### Problem requirements
For each line in the data below that holds "rate", return a copy.

— START OF Listed records —

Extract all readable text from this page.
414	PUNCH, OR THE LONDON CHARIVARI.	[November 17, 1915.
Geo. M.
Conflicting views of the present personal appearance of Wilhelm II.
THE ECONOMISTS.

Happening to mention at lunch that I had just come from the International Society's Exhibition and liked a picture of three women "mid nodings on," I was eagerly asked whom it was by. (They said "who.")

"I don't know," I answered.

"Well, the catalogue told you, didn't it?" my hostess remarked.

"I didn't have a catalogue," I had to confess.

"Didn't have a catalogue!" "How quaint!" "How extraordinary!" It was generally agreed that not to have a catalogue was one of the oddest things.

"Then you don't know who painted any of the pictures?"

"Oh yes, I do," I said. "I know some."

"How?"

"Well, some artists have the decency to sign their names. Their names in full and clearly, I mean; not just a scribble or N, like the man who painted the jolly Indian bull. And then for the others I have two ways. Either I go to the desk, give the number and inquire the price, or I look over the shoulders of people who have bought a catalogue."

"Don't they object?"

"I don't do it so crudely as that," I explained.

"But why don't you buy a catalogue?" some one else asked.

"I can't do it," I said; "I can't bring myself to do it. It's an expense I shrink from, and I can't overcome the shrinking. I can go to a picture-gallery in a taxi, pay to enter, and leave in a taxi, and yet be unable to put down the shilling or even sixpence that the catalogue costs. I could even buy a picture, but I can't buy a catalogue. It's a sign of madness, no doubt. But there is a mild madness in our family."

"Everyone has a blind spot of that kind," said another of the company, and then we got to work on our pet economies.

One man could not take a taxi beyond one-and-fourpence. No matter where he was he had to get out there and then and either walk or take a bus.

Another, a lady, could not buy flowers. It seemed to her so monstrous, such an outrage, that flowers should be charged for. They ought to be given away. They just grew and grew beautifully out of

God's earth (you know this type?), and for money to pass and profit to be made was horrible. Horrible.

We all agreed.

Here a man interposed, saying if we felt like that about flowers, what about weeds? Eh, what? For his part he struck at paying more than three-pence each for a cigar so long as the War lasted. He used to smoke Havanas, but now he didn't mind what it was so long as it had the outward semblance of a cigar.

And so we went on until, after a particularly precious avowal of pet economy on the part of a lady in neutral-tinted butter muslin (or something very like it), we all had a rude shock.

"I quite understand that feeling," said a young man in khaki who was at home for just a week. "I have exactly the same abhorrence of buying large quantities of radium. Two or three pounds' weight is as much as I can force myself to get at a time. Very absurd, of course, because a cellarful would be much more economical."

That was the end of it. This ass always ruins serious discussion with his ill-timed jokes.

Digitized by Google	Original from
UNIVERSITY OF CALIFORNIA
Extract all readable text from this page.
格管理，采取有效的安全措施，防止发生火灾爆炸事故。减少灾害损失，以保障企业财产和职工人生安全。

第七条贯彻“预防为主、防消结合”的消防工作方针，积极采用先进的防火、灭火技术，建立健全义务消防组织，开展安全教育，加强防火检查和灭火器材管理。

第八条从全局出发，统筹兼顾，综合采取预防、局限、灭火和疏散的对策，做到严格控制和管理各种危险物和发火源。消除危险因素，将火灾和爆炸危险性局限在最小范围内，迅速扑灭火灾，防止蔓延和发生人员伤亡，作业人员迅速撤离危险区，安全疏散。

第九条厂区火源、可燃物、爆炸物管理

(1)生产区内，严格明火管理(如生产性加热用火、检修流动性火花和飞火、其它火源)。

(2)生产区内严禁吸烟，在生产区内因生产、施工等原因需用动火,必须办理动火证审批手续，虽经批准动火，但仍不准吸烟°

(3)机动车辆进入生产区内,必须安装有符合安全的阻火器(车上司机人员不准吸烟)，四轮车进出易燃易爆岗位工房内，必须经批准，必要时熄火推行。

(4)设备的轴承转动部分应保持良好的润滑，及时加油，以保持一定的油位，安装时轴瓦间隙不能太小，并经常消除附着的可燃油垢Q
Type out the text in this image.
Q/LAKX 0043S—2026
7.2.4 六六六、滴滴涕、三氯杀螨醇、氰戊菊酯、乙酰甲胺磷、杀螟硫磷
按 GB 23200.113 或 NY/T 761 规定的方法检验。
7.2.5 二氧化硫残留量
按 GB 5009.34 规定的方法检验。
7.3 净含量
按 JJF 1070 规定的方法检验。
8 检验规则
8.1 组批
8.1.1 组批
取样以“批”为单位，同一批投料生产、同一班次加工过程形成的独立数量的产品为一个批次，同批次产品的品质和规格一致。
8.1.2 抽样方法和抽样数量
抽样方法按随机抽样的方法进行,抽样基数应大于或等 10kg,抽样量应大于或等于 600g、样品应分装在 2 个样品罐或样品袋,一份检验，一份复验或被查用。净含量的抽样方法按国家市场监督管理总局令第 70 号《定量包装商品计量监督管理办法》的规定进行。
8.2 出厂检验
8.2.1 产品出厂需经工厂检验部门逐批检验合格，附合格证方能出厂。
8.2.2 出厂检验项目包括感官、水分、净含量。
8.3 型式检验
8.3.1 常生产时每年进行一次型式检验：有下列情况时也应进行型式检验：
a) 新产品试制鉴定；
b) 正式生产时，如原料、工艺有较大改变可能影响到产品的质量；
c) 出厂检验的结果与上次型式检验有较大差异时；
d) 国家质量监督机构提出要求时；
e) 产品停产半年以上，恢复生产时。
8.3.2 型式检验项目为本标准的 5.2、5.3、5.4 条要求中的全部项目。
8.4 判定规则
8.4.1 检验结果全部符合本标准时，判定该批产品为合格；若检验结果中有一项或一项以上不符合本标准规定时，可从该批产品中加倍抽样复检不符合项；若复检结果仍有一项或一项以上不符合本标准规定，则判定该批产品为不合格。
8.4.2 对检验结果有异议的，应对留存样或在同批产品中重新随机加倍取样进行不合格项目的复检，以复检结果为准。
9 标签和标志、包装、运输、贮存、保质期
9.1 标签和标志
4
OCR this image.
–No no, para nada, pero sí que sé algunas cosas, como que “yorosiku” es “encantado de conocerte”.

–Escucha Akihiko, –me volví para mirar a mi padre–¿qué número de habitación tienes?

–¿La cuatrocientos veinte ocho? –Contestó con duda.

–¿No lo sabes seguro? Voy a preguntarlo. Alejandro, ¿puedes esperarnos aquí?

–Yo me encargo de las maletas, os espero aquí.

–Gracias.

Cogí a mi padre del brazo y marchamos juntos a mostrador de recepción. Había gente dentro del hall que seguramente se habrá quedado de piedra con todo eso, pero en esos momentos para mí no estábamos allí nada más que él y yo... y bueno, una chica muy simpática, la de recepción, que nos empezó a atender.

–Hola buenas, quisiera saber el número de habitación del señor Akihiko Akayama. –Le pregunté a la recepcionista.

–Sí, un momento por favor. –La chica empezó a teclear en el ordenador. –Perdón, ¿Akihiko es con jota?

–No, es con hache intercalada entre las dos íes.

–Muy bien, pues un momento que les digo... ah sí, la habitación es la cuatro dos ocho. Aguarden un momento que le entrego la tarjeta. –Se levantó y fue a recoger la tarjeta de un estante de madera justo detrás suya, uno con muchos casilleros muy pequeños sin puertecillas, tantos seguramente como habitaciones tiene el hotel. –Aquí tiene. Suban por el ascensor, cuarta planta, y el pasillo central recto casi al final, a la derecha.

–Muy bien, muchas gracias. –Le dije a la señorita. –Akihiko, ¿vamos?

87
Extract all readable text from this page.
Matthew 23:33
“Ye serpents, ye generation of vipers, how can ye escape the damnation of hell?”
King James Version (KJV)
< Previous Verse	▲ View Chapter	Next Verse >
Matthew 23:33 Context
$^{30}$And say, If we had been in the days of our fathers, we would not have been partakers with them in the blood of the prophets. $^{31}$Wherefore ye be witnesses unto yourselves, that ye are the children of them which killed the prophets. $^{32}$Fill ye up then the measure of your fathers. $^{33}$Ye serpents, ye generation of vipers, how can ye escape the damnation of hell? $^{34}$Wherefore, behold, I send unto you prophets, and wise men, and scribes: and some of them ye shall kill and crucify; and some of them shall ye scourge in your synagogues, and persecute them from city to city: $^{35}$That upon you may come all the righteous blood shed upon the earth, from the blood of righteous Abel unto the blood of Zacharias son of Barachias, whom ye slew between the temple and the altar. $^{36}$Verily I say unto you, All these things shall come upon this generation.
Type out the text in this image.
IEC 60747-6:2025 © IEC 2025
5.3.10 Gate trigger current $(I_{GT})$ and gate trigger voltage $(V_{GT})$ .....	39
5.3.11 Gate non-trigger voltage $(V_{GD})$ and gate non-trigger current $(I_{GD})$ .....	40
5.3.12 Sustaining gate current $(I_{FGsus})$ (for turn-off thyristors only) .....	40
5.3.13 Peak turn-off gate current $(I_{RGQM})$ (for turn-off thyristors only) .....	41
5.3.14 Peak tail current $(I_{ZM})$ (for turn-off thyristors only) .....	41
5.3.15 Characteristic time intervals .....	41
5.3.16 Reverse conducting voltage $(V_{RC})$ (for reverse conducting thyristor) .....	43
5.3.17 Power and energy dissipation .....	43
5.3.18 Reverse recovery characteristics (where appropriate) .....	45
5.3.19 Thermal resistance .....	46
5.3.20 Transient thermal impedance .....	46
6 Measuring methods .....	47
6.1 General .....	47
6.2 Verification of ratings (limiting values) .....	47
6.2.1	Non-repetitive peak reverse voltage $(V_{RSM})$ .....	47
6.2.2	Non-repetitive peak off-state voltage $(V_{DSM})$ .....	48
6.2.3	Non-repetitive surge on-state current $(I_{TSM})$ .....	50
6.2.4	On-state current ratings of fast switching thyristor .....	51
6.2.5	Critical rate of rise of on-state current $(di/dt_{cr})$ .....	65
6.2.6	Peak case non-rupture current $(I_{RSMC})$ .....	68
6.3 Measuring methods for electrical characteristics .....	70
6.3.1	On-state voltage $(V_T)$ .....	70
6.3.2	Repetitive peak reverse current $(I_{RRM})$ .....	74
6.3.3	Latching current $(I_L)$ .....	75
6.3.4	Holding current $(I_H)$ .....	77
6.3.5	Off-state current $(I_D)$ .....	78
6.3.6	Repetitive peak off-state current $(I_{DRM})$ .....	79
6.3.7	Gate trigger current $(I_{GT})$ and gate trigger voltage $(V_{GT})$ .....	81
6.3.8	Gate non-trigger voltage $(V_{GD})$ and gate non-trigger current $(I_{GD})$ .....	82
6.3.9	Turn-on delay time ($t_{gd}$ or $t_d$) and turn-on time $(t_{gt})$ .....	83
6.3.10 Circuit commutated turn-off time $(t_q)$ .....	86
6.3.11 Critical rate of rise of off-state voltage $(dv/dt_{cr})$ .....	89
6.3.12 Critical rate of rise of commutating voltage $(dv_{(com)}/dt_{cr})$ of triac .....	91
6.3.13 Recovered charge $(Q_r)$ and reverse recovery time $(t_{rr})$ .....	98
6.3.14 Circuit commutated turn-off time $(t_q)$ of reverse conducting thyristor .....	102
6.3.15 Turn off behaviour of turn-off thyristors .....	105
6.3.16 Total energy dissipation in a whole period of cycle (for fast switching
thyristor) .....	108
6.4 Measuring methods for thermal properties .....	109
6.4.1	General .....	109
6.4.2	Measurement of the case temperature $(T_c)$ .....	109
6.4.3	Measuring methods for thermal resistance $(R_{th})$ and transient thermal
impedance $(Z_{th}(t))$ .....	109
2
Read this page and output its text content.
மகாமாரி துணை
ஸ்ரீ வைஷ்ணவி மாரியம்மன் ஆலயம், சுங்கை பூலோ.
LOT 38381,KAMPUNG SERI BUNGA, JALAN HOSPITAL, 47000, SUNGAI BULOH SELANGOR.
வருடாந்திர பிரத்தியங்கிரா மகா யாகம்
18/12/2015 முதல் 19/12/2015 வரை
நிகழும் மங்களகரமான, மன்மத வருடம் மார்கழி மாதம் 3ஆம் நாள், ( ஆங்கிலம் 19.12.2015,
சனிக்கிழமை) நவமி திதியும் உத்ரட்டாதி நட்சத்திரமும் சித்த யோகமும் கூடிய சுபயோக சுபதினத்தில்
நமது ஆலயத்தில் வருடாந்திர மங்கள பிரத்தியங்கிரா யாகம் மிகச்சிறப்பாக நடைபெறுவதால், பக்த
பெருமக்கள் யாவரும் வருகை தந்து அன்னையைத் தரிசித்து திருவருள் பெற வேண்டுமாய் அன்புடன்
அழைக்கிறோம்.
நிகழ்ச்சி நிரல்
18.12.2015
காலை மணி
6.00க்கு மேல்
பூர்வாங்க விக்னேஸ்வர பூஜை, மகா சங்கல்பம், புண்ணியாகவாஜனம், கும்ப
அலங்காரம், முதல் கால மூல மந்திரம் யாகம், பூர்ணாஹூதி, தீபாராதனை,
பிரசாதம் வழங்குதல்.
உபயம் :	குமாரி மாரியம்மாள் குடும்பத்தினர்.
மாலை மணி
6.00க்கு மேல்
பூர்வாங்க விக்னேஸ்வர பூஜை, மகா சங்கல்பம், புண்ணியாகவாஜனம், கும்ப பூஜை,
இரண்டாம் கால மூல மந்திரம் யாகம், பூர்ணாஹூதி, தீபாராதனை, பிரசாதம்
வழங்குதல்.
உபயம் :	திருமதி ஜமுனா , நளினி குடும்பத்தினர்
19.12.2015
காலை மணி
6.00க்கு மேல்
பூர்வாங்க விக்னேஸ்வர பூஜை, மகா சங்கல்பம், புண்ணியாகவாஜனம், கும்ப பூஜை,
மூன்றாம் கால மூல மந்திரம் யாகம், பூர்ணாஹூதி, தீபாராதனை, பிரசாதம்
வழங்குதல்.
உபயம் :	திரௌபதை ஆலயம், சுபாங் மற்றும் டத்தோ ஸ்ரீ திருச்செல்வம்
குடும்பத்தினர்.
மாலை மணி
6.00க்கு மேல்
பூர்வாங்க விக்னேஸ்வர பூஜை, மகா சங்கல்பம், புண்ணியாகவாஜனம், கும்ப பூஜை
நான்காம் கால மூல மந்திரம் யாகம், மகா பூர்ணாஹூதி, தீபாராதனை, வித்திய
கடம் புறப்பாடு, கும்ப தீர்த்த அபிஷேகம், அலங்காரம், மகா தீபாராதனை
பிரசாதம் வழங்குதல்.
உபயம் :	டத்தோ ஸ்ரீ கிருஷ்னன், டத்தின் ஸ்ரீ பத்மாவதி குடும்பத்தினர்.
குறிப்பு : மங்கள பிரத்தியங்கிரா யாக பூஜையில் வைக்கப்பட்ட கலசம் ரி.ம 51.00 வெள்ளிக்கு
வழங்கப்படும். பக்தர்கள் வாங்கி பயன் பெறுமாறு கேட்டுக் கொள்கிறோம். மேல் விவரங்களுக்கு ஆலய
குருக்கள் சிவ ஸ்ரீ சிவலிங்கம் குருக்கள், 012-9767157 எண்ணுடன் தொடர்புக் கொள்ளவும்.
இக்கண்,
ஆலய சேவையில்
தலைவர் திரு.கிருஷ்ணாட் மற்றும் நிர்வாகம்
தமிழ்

— END OF Listed records —

### Task output
6.2.5	Critical rate of rise of on-state current $(di/dt_{cr})$ .....	65
6.3.11 Critical rate of rise of off-state voltage $(dv/dt_{cr})$ .....	89
6.3.12 Critical rate of rise of commutating voltage $(dv_{(com)}/dt_{cr})$ of triac .....	91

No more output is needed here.